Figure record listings
::::::::::

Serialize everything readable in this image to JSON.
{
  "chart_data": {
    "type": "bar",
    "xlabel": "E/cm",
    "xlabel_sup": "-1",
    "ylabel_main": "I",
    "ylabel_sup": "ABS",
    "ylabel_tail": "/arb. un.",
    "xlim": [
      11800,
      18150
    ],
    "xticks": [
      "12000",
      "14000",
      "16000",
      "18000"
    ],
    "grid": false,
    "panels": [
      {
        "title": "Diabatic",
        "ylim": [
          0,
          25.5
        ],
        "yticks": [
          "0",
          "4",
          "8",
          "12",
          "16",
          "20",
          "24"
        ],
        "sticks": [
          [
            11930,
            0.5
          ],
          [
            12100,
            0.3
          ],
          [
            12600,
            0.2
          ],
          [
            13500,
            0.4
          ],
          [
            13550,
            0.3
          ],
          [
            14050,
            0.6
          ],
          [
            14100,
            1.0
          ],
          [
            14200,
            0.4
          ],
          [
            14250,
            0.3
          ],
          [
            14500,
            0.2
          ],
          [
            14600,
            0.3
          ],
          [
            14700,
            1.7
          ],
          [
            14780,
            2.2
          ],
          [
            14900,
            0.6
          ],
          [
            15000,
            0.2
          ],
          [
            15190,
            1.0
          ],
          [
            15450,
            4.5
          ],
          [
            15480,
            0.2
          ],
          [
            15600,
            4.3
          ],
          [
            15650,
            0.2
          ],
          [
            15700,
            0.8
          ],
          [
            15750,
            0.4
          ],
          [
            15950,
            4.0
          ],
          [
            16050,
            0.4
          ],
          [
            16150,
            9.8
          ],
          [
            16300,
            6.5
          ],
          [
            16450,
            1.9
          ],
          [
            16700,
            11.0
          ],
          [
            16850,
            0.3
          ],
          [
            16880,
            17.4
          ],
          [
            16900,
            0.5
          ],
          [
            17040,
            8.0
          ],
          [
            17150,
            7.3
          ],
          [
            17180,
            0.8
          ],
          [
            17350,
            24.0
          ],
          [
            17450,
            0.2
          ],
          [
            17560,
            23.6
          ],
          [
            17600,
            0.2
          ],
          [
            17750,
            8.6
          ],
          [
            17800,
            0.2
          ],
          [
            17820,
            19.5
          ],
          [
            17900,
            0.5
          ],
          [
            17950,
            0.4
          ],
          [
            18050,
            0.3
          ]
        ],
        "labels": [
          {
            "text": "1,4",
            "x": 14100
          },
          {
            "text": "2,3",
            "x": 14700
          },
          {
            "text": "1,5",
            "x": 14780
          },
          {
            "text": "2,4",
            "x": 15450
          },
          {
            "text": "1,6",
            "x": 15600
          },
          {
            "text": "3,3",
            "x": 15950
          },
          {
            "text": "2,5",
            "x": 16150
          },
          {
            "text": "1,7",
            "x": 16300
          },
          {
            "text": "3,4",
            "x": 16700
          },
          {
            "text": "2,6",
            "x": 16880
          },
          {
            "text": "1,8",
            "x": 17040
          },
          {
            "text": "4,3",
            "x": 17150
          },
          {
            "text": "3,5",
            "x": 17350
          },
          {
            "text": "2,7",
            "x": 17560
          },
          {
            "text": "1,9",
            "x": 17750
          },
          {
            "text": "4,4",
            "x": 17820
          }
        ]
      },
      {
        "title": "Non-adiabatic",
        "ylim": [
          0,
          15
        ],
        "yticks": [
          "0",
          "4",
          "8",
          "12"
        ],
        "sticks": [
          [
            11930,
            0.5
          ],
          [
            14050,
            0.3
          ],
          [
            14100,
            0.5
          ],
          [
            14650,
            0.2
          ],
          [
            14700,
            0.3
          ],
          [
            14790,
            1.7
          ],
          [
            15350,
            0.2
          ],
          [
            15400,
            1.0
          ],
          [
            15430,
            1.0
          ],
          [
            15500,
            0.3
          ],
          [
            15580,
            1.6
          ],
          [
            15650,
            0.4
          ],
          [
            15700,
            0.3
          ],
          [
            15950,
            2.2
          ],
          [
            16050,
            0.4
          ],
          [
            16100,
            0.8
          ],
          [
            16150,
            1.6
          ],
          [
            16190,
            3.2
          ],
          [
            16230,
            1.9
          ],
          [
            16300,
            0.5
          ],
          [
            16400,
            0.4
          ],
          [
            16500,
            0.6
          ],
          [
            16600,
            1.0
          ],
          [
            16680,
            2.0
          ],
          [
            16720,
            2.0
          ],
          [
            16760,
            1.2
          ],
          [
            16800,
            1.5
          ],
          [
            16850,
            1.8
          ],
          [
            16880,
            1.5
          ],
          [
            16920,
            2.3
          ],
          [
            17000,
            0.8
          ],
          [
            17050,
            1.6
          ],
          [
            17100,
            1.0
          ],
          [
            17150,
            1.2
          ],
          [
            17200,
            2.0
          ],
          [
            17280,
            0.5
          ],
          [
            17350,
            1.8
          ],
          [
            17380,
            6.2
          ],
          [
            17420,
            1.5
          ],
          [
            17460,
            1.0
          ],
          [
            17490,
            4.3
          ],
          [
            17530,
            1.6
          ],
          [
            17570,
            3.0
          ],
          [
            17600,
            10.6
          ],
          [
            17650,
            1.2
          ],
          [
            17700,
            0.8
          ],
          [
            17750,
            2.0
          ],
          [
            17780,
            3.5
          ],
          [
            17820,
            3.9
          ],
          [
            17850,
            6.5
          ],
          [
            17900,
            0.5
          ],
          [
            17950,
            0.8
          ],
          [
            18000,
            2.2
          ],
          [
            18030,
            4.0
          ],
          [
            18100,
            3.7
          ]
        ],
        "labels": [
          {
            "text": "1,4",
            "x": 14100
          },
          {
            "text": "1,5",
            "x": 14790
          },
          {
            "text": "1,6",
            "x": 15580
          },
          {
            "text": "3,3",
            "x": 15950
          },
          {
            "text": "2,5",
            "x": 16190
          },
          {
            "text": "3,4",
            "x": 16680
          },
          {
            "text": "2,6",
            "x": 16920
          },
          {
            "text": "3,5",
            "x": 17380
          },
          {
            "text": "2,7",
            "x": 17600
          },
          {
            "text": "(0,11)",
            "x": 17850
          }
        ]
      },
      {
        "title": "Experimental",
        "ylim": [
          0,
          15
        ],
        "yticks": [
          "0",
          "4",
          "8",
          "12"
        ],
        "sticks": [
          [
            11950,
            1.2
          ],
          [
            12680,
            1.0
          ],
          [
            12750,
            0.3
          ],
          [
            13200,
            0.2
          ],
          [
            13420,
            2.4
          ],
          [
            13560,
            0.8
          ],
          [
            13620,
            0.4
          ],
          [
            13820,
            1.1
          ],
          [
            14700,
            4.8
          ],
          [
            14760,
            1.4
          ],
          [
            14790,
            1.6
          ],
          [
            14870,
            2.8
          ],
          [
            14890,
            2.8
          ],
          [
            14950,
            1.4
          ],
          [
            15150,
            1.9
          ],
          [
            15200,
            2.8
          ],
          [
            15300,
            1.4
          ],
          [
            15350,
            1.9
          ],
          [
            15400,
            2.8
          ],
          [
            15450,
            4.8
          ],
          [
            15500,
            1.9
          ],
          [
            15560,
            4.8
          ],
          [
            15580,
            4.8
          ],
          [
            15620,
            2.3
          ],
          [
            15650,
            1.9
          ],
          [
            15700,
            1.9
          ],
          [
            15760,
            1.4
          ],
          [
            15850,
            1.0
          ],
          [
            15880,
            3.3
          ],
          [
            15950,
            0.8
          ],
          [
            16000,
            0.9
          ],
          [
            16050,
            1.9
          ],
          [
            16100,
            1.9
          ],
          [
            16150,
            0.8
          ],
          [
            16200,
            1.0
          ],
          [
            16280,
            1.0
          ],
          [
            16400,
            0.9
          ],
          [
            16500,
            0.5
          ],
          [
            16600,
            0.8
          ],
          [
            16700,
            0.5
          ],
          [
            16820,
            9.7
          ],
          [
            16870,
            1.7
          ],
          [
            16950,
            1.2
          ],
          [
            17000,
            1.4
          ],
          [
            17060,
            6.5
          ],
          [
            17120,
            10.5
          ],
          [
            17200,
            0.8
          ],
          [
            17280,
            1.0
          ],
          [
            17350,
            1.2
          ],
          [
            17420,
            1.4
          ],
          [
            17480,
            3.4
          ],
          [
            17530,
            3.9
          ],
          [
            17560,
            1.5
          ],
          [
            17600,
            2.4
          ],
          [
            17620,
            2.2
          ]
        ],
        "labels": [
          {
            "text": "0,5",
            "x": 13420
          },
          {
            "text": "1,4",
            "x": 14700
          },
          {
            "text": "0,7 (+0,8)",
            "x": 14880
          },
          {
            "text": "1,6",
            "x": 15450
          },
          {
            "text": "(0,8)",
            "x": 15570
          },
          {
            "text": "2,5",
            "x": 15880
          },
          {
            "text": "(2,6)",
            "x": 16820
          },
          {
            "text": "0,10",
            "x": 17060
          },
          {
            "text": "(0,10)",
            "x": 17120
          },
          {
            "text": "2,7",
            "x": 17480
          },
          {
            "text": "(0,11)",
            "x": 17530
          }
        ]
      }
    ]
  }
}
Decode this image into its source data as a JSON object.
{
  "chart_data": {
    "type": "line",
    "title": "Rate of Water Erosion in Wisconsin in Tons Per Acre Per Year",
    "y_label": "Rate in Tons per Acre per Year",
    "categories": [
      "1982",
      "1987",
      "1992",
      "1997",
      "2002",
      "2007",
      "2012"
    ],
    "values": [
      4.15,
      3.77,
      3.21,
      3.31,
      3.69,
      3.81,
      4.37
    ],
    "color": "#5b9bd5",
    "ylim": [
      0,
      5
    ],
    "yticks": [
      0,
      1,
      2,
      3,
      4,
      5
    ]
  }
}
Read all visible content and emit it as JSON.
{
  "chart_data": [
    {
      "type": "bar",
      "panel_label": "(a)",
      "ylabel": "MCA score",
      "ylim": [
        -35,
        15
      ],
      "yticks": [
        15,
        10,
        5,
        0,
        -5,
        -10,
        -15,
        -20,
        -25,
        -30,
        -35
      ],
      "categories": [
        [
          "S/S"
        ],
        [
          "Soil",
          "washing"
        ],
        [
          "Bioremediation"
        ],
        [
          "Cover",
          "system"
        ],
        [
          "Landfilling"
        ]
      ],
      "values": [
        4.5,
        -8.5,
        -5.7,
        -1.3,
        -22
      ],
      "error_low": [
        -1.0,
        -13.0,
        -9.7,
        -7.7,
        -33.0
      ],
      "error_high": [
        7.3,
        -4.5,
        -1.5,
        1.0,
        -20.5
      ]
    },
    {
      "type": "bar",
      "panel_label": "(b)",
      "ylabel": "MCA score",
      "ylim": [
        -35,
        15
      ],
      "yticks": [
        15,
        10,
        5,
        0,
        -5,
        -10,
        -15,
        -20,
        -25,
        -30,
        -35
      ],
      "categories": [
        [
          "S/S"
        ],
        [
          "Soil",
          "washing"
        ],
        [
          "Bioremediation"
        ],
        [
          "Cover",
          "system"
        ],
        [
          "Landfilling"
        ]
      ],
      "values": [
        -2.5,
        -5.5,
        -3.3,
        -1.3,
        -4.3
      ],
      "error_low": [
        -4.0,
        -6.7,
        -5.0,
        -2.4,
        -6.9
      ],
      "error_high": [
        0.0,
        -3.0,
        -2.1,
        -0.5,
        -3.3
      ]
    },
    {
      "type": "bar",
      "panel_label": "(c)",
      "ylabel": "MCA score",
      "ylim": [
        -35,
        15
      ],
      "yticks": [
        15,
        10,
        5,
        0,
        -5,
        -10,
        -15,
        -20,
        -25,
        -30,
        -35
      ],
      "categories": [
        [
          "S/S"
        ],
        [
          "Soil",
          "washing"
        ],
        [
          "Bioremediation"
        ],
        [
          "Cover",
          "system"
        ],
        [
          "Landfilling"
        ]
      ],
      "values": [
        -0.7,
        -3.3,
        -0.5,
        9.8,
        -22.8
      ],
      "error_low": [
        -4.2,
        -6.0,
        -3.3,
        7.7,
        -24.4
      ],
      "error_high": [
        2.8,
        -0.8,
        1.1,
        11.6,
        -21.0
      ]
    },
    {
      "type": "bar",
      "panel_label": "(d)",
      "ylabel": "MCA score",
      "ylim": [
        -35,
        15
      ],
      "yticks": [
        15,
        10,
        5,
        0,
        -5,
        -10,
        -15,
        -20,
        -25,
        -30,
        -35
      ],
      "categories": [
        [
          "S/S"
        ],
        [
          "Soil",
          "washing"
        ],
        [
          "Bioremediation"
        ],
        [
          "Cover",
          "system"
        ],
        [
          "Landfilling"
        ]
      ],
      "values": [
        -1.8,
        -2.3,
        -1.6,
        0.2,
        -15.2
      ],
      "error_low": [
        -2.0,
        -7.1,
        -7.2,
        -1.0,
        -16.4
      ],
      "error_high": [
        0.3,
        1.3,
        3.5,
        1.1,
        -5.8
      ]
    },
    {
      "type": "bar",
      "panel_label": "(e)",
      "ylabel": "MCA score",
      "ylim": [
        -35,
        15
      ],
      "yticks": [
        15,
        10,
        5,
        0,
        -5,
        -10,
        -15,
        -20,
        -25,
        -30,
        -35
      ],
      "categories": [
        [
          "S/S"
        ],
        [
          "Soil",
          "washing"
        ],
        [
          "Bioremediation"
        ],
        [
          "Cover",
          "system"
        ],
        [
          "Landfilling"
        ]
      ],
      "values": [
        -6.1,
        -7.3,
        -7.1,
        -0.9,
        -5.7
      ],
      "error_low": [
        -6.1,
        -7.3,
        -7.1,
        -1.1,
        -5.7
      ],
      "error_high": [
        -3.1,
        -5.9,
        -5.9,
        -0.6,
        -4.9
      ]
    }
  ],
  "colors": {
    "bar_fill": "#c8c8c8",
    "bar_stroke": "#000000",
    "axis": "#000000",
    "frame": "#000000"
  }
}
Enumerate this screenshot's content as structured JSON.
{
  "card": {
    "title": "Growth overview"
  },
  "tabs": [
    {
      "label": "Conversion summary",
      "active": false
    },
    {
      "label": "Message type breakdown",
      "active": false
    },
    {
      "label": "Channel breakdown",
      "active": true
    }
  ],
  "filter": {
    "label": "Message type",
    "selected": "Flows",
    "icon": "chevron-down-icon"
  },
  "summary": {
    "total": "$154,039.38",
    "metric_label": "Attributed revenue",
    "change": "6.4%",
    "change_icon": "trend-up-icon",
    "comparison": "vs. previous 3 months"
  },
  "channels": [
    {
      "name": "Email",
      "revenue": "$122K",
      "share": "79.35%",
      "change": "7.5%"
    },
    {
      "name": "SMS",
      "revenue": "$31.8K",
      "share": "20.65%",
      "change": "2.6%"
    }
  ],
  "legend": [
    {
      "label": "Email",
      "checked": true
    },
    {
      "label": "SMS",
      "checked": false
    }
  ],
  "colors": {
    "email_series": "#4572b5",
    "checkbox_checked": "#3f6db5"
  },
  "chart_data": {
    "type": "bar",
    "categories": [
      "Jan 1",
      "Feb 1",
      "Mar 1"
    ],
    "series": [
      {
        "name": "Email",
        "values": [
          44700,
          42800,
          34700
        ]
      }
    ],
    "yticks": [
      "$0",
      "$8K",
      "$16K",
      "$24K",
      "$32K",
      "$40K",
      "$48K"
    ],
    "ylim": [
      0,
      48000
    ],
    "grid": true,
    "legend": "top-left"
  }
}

::::::::::

> [Request]:
Write down only the number of lines that contain the string "Acre" in the listing.

> [Solution to the problem]:
2